PROVIDED INFORMATION

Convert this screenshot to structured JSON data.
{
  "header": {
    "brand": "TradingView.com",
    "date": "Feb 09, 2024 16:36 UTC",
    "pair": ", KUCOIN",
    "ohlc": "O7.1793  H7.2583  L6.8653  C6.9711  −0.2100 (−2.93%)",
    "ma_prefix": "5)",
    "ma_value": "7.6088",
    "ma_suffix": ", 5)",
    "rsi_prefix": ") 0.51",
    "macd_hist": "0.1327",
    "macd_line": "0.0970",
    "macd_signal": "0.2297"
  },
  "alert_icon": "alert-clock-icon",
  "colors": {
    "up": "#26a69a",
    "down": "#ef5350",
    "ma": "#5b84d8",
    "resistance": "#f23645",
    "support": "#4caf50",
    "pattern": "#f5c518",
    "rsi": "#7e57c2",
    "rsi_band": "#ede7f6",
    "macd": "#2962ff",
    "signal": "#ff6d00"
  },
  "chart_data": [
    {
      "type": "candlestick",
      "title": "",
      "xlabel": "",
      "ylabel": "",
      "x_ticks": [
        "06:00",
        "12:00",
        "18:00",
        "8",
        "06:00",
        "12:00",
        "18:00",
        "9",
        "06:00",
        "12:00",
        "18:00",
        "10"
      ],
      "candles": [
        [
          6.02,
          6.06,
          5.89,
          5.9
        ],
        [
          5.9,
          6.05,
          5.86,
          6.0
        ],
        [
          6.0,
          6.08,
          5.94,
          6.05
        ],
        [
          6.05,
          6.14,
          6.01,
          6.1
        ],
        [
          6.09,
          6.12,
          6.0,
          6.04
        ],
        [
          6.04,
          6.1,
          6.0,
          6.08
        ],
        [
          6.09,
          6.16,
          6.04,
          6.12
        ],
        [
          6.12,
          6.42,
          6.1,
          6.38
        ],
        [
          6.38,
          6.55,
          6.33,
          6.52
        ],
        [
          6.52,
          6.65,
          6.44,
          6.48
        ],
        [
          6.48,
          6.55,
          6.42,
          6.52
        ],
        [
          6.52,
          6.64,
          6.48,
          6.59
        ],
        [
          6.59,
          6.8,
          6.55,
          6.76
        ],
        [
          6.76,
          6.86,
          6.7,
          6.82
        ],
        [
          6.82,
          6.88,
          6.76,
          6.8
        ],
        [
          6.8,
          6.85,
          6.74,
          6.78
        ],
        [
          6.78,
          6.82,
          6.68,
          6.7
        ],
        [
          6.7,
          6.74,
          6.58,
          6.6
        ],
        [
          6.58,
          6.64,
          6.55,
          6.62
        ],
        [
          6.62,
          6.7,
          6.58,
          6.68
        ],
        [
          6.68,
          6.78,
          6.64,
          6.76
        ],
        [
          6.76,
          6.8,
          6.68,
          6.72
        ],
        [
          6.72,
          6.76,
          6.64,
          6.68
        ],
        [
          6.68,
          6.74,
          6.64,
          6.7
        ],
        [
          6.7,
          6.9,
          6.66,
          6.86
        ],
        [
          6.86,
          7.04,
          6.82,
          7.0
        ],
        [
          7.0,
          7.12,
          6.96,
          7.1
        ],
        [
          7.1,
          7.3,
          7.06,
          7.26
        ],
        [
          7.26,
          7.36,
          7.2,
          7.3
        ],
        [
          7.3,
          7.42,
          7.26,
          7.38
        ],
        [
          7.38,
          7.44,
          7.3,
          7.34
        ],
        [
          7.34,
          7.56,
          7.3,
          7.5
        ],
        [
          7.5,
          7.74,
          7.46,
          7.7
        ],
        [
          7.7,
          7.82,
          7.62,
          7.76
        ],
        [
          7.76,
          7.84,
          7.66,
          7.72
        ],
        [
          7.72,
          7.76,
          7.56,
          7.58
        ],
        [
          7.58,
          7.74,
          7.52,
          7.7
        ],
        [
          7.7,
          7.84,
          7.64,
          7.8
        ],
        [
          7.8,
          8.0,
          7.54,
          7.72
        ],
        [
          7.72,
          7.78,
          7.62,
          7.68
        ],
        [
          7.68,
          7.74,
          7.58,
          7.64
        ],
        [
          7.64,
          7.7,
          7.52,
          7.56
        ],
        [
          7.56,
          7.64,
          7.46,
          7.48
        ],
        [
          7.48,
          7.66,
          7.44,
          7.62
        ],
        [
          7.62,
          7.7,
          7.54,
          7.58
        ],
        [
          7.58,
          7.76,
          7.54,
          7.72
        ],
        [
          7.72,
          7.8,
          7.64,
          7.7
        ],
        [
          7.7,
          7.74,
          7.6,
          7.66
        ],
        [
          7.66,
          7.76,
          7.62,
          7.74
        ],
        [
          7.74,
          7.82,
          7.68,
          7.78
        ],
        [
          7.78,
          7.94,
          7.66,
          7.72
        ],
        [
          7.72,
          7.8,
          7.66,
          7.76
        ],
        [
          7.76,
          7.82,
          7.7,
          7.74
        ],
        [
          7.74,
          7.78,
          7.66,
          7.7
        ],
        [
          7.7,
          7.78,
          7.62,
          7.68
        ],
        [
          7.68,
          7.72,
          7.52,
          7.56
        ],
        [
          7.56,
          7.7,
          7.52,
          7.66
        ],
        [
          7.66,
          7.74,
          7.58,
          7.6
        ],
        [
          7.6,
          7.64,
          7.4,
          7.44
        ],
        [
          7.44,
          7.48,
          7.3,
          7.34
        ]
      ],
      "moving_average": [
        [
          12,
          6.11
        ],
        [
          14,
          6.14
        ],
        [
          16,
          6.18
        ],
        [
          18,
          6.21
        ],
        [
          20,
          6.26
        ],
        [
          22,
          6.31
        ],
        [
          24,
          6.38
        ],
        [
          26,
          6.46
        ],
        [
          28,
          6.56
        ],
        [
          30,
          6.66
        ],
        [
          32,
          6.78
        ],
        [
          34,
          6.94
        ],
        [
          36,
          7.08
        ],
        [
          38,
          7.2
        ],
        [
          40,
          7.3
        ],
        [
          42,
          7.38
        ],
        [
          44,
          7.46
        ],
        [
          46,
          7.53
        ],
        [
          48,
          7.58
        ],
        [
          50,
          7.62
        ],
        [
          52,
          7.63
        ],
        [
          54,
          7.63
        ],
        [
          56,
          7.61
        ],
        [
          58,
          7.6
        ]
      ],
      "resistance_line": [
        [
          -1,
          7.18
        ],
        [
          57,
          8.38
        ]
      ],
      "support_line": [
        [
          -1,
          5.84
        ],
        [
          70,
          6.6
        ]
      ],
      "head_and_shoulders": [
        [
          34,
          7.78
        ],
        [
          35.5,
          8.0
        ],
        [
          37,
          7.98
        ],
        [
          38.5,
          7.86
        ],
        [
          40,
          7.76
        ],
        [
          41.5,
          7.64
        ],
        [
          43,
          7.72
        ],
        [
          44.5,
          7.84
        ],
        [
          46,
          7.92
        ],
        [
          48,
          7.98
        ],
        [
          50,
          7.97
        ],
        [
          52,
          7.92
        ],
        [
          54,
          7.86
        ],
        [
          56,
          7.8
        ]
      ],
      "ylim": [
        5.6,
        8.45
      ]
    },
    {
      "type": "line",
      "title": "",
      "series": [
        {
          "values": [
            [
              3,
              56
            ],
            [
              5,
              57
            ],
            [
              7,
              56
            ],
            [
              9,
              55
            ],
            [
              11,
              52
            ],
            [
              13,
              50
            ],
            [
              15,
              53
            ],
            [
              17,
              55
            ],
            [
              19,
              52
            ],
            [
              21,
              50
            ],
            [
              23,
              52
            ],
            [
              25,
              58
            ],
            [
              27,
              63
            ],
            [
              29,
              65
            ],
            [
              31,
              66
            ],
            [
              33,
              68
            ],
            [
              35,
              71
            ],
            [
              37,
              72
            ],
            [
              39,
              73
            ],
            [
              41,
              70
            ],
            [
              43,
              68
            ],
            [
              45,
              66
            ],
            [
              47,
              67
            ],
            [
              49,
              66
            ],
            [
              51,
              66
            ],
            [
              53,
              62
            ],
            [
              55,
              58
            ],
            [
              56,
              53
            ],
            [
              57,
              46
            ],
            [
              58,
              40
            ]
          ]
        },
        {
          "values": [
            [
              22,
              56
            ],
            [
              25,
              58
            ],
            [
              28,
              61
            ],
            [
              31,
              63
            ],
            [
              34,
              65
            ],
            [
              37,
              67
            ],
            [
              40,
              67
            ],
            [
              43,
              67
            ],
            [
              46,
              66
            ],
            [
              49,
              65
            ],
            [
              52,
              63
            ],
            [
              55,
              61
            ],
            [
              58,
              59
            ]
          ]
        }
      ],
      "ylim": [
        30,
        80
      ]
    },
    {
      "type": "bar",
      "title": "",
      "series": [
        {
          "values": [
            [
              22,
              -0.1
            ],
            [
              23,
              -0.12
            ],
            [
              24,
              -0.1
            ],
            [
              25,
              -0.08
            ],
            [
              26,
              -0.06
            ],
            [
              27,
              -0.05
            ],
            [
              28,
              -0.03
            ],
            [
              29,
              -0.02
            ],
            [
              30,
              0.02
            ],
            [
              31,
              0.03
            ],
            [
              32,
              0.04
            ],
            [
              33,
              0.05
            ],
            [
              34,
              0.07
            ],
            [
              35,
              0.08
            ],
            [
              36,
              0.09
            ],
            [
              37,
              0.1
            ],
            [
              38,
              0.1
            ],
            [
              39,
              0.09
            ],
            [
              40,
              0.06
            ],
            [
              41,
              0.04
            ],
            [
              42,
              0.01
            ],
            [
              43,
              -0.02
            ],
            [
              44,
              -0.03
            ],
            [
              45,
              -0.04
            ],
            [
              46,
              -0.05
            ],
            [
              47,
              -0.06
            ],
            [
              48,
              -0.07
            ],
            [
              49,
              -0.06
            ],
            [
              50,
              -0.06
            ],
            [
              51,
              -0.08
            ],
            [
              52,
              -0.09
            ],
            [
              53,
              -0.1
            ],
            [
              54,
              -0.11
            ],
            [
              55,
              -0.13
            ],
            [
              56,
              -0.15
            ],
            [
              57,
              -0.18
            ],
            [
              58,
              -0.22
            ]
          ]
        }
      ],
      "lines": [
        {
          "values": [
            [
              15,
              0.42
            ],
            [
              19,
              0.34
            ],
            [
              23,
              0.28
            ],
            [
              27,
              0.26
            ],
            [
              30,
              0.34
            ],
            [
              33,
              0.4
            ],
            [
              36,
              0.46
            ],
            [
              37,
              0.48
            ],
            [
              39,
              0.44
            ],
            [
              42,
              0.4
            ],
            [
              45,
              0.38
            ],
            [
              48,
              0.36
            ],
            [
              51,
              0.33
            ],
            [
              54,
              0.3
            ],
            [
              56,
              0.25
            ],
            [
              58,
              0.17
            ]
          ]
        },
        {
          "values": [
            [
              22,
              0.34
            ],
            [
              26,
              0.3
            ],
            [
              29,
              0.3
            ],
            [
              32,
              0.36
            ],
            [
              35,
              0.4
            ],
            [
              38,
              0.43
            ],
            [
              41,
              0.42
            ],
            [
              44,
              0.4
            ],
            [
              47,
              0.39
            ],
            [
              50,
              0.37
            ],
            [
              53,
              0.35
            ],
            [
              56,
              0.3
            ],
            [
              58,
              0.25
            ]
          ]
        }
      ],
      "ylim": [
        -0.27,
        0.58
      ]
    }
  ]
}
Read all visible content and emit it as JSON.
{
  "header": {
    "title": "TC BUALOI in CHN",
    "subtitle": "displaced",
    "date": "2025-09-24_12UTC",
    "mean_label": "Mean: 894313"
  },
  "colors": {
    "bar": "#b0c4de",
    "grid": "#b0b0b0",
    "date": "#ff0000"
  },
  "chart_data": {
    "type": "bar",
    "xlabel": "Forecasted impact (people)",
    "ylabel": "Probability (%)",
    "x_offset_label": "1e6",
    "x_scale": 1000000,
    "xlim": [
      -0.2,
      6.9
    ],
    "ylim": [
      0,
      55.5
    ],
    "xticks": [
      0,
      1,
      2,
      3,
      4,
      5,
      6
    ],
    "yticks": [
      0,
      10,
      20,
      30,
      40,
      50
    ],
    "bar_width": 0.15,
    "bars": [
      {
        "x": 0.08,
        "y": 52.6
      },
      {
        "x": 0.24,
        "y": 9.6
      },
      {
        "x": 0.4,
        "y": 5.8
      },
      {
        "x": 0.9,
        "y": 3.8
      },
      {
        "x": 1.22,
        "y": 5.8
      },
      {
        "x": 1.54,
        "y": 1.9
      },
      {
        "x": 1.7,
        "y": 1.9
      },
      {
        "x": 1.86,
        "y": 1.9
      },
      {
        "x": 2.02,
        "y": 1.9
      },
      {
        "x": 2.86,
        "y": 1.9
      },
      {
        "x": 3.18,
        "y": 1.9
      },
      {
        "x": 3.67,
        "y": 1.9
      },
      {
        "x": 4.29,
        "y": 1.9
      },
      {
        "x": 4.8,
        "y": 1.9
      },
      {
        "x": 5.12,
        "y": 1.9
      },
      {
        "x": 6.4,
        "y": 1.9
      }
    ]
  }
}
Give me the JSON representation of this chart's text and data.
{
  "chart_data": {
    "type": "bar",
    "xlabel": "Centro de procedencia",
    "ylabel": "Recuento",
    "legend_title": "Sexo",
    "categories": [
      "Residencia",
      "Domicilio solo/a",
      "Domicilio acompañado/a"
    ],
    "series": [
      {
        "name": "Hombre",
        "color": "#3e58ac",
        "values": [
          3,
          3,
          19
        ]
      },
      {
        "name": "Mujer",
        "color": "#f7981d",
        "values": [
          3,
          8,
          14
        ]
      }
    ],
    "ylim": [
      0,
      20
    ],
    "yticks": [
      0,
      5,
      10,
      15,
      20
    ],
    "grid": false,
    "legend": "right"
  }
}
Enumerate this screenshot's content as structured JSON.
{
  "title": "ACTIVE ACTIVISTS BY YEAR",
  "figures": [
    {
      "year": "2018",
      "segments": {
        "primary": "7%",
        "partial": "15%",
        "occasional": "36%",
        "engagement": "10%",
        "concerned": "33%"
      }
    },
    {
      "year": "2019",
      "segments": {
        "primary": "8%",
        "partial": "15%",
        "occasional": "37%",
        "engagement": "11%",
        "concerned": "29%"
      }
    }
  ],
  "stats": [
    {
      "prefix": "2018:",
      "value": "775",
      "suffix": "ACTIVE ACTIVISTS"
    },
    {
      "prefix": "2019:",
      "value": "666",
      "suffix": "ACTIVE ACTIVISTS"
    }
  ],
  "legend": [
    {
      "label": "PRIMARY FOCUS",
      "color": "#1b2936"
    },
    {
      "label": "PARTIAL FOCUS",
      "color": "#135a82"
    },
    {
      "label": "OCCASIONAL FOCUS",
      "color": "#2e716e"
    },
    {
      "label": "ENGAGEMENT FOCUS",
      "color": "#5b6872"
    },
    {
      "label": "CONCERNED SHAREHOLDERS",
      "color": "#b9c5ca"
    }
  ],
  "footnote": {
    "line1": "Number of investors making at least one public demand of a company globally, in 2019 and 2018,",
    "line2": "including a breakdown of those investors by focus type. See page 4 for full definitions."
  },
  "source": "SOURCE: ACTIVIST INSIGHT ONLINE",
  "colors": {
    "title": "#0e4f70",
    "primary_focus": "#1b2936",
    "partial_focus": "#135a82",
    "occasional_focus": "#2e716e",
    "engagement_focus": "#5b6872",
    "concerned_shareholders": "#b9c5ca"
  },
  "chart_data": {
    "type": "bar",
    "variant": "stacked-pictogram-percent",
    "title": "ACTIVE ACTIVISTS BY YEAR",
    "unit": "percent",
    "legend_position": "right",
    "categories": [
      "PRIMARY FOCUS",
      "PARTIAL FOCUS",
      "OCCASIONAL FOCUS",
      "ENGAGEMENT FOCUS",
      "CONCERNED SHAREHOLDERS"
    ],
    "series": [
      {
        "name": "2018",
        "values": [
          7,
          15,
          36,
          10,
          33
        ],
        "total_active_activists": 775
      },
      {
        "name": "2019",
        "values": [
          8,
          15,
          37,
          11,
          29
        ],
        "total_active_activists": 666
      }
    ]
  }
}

TASK TO COMPLETE
What is the number of lines holding the word "type"? State it alone.

THE RESULT
7